__To be done__: Take every line from the material that has the word "name" in it.

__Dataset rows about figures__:
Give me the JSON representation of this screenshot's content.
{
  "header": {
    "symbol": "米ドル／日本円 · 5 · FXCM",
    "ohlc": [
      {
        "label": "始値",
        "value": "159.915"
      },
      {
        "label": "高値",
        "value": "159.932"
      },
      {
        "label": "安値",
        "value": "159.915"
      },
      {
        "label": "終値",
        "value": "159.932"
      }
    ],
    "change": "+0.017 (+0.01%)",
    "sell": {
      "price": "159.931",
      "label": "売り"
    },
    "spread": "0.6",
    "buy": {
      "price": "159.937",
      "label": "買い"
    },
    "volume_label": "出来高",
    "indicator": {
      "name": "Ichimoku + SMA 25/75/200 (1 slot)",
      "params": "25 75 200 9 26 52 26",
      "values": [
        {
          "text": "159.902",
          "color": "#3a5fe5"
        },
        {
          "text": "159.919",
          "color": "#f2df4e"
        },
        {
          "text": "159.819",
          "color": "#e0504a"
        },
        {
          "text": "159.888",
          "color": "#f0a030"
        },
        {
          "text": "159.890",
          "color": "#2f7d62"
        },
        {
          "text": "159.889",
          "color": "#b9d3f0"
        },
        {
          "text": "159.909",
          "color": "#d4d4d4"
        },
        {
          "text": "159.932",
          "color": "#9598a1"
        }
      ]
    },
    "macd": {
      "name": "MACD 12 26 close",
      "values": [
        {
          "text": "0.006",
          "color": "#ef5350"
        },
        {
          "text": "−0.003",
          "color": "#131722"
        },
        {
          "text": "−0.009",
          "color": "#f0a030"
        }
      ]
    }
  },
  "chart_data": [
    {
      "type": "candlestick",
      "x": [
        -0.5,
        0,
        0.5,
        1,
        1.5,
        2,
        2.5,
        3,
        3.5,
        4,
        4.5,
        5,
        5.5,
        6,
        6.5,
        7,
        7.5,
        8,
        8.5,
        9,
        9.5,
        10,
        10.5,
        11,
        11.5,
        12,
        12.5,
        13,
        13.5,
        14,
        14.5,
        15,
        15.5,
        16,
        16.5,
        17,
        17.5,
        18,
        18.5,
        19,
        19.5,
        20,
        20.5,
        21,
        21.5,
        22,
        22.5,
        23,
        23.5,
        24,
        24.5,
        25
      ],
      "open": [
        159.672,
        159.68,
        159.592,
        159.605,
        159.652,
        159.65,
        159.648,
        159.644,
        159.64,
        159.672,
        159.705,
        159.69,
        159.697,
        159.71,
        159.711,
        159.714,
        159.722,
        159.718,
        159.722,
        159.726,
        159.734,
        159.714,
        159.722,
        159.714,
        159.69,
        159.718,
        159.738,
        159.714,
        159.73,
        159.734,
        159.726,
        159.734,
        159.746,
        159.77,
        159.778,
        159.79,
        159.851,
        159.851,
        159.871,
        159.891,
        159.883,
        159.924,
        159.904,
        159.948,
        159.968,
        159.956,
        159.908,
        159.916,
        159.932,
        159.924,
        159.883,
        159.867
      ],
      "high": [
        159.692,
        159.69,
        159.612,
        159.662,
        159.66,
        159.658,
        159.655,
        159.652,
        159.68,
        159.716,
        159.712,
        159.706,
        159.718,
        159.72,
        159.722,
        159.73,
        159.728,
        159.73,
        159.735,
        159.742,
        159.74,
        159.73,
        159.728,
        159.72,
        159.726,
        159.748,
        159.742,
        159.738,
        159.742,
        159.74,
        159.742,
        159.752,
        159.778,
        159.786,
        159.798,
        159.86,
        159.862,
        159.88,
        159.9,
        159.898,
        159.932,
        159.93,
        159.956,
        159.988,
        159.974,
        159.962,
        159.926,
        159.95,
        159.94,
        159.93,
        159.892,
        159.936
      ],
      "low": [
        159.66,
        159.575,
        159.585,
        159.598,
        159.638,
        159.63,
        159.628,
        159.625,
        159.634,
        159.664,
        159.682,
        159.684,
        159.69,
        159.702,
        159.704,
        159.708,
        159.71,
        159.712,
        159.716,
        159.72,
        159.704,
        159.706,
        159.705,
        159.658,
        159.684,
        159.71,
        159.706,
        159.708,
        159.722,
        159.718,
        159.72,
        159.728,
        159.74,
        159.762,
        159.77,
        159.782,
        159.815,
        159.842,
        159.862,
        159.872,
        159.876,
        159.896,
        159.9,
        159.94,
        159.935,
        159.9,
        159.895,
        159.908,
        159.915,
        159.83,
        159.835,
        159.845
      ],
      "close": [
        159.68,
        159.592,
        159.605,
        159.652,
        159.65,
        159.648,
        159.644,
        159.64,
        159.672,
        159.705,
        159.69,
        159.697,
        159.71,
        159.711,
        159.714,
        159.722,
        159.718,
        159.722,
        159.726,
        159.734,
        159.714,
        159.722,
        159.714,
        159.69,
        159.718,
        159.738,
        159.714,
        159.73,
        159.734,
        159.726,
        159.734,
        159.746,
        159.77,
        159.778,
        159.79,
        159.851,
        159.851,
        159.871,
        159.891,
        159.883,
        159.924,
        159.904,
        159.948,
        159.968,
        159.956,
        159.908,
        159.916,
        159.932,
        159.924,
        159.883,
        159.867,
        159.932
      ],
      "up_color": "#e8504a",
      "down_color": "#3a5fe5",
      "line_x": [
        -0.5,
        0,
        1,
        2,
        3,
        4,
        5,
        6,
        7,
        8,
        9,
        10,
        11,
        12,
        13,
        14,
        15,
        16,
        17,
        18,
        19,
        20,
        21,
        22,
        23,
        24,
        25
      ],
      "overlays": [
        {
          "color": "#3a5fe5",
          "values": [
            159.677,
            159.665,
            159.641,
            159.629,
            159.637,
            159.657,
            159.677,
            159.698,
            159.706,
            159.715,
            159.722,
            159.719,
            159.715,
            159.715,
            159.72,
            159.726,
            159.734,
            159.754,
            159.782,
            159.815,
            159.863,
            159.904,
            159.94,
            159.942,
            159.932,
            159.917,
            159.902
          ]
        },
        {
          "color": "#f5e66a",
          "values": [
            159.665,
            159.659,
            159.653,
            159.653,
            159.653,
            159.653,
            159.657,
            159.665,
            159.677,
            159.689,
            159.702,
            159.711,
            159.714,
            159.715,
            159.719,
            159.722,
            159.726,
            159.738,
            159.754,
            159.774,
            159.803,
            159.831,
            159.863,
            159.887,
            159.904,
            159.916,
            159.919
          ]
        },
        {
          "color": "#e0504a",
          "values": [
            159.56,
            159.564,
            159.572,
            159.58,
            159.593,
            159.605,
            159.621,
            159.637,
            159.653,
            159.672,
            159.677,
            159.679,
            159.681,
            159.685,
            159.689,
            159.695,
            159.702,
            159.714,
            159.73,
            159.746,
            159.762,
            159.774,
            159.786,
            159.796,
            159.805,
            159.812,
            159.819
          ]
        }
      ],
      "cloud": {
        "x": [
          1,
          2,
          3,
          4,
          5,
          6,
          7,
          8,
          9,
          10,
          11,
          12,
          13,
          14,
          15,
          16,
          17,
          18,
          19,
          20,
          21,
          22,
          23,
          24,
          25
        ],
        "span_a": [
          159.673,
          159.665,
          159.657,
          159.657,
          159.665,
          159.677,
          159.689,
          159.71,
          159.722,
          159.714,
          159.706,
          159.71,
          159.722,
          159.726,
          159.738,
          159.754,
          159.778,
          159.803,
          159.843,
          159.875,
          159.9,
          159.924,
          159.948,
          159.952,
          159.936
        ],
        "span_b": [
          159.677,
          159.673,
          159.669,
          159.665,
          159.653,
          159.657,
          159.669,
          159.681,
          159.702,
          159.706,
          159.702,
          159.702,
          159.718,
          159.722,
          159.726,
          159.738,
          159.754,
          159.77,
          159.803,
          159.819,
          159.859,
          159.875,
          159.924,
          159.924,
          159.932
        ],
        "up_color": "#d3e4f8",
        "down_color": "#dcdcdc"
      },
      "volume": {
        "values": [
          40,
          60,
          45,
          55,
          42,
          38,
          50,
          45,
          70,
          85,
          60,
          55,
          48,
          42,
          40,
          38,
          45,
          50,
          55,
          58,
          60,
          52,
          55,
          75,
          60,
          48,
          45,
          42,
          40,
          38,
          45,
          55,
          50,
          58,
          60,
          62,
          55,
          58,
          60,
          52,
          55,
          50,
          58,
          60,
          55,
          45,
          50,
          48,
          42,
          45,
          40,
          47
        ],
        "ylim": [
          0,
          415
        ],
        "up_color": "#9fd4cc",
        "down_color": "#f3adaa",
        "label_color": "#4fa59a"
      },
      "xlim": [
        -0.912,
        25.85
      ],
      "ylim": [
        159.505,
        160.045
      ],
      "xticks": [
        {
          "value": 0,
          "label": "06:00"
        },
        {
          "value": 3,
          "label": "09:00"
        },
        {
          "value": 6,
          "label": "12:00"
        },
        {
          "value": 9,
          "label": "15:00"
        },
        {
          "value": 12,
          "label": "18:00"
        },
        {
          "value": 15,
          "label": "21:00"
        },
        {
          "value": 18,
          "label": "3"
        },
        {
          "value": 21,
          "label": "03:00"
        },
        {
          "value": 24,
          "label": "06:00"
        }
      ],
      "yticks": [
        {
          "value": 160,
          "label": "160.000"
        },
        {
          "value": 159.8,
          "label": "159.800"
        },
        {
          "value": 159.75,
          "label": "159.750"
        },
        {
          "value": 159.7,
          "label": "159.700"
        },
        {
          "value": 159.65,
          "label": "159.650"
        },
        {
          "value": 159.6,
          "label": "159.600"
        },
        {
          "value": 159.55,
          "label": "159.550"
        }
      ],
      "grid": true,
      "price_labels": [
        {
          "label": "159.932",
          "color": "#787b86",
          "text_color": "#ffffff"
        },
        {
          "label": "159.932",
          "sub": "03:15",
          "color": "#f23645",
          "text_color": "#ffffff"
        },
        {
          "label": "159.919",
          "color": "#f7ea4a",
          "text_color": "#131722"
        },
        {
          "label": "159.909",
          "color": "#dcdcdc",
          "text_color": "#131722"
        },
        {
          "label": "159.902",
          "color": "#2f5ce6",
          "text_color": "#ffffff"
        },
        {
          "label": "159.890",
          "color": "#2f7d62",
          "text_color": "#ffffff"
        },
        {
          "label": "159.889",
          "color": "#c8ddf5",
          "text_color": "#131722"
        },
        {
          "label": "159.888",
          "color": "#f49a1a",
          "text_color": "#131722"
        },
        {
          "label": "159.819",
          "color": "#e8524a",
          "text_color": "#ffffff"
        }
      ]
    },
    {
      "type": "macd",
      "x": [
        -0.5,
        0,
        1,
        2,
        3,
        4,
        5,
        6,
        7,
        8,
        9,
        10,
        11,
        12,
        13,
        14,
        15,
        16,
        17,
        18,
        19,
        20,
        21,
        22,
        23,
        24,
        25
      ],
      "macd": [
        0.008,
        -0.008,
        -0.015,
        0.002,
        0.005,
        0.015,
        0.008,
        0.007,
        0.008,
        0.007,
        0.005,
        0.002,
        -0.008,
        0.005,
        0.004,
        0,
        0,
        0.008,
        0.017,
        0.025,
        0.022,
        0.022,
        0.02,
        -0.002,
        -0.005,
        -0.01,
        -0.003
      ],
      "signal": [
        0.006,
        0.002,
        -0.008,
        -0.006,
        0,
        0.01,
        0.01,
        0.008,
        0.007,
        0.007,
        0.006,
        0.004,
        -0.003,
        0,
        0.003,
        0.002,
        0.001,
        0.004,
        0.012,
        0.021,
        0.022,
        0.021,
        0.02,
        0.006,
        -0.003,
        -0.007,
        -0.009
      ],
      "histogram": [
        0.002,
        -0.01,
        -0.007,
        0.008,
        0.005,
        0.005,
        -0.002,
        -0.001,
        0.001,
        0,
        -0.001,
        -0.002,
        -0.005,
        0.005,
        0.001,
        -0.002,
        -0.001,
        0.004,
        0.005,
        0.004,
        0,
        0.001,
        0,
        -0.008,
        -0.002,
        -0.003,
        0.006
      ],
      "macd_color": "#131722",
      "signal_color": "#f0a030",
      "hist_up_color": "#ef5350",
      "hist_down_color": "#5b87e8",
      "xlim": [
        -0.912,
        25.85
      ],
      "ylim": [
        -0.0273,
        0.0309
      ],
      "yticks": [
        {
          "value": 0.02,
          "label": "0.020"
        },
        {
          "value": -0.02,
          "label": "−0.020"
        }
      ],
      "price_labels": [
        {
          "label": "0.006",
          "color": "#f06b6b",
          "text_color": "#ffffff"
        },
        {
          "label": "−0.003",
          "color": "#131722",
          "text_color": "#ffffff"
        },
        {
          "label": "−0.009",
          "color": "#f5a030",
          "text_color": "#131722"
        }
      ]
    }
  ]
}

__Complete output__:
      "name": "Ichimoku + SMA 25/75/200 (1 slot)",
      "name": "MACD 12 26 close",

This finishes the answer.